** begin RECORD EXCERPTS **

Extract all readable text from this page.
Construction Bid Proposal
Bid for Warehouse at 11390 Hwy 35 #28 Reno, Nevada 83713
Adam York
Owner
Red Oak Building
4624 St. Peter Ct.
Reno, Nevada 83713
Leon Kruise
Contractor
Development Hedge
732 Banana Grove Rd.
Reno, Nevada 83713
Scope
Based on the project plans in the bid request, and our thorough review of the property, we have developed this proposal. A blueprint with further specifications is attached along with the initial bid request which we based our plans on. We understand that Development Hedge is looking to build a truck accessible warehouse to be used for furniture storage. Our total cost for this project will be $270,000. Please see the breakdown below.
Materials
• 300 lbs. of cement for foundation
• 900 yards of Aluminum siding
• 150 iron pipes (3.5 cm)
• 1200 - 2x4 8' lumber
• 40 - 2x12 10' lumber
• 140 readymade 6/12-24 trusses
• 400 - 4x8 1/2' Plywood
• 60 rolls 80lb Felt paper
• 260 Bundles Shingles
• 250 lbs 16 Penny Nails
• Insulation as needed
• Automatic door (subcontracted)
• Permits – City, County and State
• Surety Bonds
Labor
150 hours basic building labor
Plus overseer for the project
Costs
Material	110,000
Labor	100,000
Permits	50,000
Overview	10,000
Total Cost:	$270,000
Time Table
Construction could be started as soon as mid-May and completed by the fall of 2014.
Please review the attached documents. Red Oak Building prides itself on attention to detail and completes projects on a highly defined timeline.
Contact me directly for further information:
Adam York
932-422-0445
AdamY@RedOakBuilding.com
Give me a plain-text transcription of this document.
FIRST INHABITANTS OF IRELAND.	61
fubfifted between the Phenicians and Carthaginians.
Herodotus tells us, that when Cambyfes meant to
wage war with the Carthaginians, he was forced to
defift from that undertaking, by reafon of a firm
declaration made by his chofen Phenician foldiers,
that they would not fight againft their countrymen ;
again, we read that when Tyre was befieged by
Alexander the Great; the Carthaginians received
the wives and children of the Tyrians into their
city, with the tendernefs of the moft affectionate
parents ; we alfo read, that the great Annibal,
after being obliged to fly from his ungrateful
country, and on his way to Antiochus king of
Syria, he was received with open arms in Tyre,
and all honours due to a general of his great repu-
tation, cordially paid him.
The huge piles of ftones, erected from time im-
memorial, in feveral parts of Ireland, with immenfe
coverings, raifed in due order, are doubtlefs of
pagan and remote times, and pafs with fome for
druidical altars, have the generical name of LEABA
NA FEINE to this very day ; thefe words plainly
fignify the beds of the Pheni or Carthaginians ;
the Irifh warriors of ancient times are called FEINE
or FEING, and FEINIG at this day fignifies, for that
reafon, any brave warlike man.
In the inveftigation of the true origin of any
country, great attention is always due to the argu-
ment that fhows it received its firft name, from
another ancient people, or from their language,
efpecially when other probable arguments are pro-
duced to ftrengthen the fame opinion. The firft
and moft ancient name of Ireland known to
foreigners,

** end RECORD EXCERPTS **

» EXERCISE BRIEF: Extract all lines of the records above that include "Tyre".

» RESULT:
again, we read that when Tyre was befieged by
Syria, he was received with open arms in Tyre,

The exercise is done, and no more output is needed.